--- begin Material for the task ---

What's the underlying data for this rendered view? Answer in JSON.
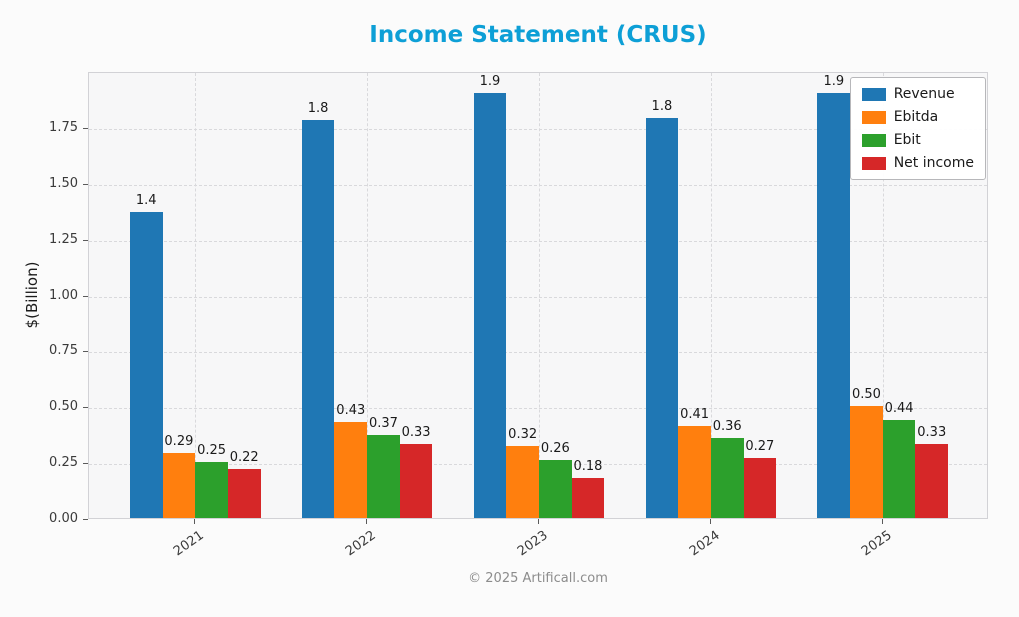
{
  "title": "Income Statement (CRUS)",
  "footer": "© 2025 Artificall.com",
  "colors": {
    "title": "#0d9fd6",
    "plot_bg": "#f7f7f8",
    "grid": "#d9d9dc"
  },
  "y_axis": {
    "label": "$(Billion)",
    "ticks": [
      "0.00",
      "0.25",
      "0.50",
      "0.75",
      "1.00",
      "1.25",
      "1.50",
      "1.75"
    ],
    "max": 2.0
  },
  "chart_data": {
    "type": "bar",
    "title": "Income Statement (CRUS)",
    "xlabel": "",
    "ylabel": "$(Billion)",
    "categories": [
      "2021",
      "2022",
      "2023",
      "2024",
      "2025"
    ],
    "ylim": [
      0,
      2.0
    ],
    "grid": true,
    "legend_position": "upper right",
    "series": [
      {
        "name": "Revenue",
        "color": "#1f77b4",
        "values": [
          1.37,
          1.78,
          1.9,
          1.79,
          1.9
        ],
        "labels": [
          "1.4",
          "1.8",
          "1.9",
          "1.8",
          "1.9"
        ]
      },
      {
        "name": "Ebitda",
        "color": "#ff7f0e",
        "values": [
          0.29,
          0.43,
          0.32,
          0.41,
          0.5
        ],
        "labels": [
          "0.29",
          "0.43",
          "0.32",
          "0.41",
          "0.50"
        ]
      },
      {
        "name": "Ebit",
        "color": "#2ca02c",
        "values": [
          0.25,
          0.37,
          0.26,
          0.36,
          0.44
        ],
        "labels": [
          "0.25",
          "0.37",
          "0.26",
          "0.36",
          "0.44"
        ]
      },
      {
        "name": "Net income",
        "color": "#d62728",
        "values": [
          0.22,
          0.33,
          0.18,
          0.27,
          0.33
        ],
        "labels": [
          "0.22",
          "0.33",
          "0.18",
          "0.27",
          "0.33"
        ]
      }
    ]
  }
}
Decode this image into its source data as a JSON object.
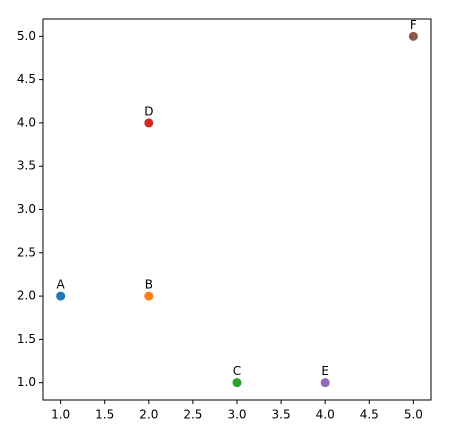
{
  "chart_data": {
    "type": "scatter",
    "points": [
      {
        "label": "A",
        "x": 1,
        "y": 2,
        "color": "#1f77b4"
      },
      {
        "label": "B",
        "x": 2,
        "y": 2,
        "color": "#ff7f0e"
      },
      {
        "label": "C",
        "x": 3,
        "y": 1,
        "color": "#2ca02c"
      },
      {
        "label": "D",
        "x": 2,
        "y": 4,
        "color": "#d62728"
      },
      {
        "label": "E",
        "x": 4,
        "y": 1,
        "color": "#9467bd"
      },
      {
        "label": "F",
        "x": 5,
        "y": 5,
        "color": "#8c564b"
      }
    ],
    "xlim": [
      0.8,
      5.2
    ],
    "ylim": [
      0.8,
      5.2
    ],
    "xticks": [
      {
        "value": 1,
        "label": "1.0"
      },
      {
        "value": 1.5,
        "label": "1.5"
      },
      {
        "value": 2,
        "label": "2.0"
      },
      {
        "value": 2.5,
        "label": "2.5"
      },
      {
        "value": 3,
        "label": "3.0"
      },
      {
        "value": 3.5,
        "label": "3.5"
      },
      {
        "value": 4,
        "label": "4.0"
      },
      {
        "value": 4.5,
        "label": "4.5"
      },
      {
        "value": 5,
        "label": "5.0"
      }
    ],
    "yticks": [
      {
        "value": 1,
        "label": "1.0"
      },
      {
        "value": 1.5,
        "label": "1.5"
      },
      {
        "value": 2,
        "label": "2.0"
      },
      {
        "value": 2.5,
        "label": "2.5"
      },
      {
        "value": 3,
        "label": "3.0"
      },
      {
        "value": 3.5,
        "label": "3.5"
      },
      {
        "value": 4,
        "label": "4.0"
      },
      {
        "value": 4.5,
        "label": "4.5"
      },
      {
        "value": 5,
        "label": "5.0"
      }
    ],
    "grid": false
  }
}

--- end Material for the task ---

> Short task:
Your task is to return the entries above exactly, with no pictures.

> Response for this exercise:
What's the underlying data for this rendered view? Answer in JSON.
{
  "title": "Income Statement (CRUS)",
  "footer": "© 2025 Artificall.com",
  "colors": {
    "title": "#0d9fd6",
    "plot_bg": "#f7f7f8",
    "grid": "#d9d9dc"
  },
  "y_axis": {
    "label": "$(Billion)",
    "ticks": [
      "0.00",
      "0.25",
      "0.50",
      "0.75",
      "1.00",
      "1.25",
      "1.50",
      "1.75"
    ],
    "max": 2.0
  },
  "chart_data": {
    "type": "bar",
    "title": "Income Statement (CRUS)",
    "xlabel": "",
    "ylabel": "$(Billion)",
    "categories": [
      "2021",
      "2022",
      "2023",
      "2024",
      "2025"
    ],
    "ylim": [
      0,
      2.0
    ],
    "grid": true,
    "legend_position": "upper right",
    "series": [
      {
        "name": "Revenue",
        "color": "#1f77b4",
        "values": [
          1.37,
          1.78,
          1.9,
          1.79,
          1.9
        ],
        "labels": [
          "1.4",
          "1.8",
          "1.9",
          "1.8",
          "1.9"
        ]
      },
      {
        "name": "Ebitda",
        "color": "#ff7f0e",
        "values": [
          0.29,
          0.43,
          0.32,
          0.41,
          0.5
        ],
        "labels": [
          "0.29",
          "0.43",
          "0.32",
          "0.41",
          "0.50"
        ]
      },
      {
        "name": "Ebit",
        "color": "#2ca02c",
        "values": [
          0.25,
          0.37,
          0.26,
          0.36,
          0.44
        ],
        "labels": [
          "0.25",
          "0.37",
          "0.26",
          "0.36",
          "0.44"
        ]
      },
      {
        "name": "Net income",
        "color": "#d62728",
        "values": [
          0.22,
          0.33,
          0.18,
          0.27,
          0.33
        ],
        "labels": [
          "0.22",
          "0.33",
          "0.18",
          "0.27",
          "0.33"
        ]
      }
    ]
  }
}
Decode this image into its source data as a JSON object.
{
  "chart_data": {
    "type": "scatter",
    "points": [
      {
        "label": "A",
        "x": 1,
        "y": 2,
        "color": "#1f77b4"
      },
      {
        "label": "B",
        "x": 2,
        "y": 2,
        "color": "#ff7f0e"
      },
      {
        "label": "C",
        "x": 3,
        "y": 1,
        "color": "#2ca02c"
      },
      {
        "label": "D",
        "x": 2,
        "y": 4,
        "color": "#d62728"
      },
      {
        "label": "E",
        "x": 4,
        "y": 1,
        "color": "#9467bd"
      },
      {
        "label": "F",
        "x": 5,
        "y": 5,
        "color": "#8c564b"
      }
    ],
    "xlim": [
      0.8,
      5.2
    ],
    "ylim": [
      0.8,
      5.2
    ],
    "xticks": [
      {
        "value": 1,
        "label": "1.0"
      },
      {
        "value": 1.5,
        "label": "1.5"
      },
      {
        "value": 2,
        "label": "2.0"
      },
      {
        "value": 2.5,
        "label": "2.5"
      },
      {
        "value": 3,
        "label": "3.0"
      },
      {
        "value": 3.5,
        "label": "3.5"
      },
      {
        "value": 4,
        "label": "4.0"
      },
      {
        "value": 4.5,
        "label": "4.5"
      },
      {
        "value": 5,
        "label": "5.0"
      }
    ],
    "yticks": [
      {
        "value": 1,
        "label": "1.0"
      },
      {
        "value": 1.5,
        "label": "1.5"
      },
      {
        "value": 2,
        "label": "2.0"
      },
      {
        "value": 2.5,
        "label": "2.5"
      },
      {
        "value": 3,
        "label": "3.0"
      },
      {
        "value": 3.5,
        "label": "3.5"
      },
      {
        "value": 4,
        "label": "4.0"
      },
      {
        "value": 4.5,
        "label": "4.5"
      },
      {
        "value": 5,
        "label": "5.0"
      }
    ],
    "grid": false
  }
}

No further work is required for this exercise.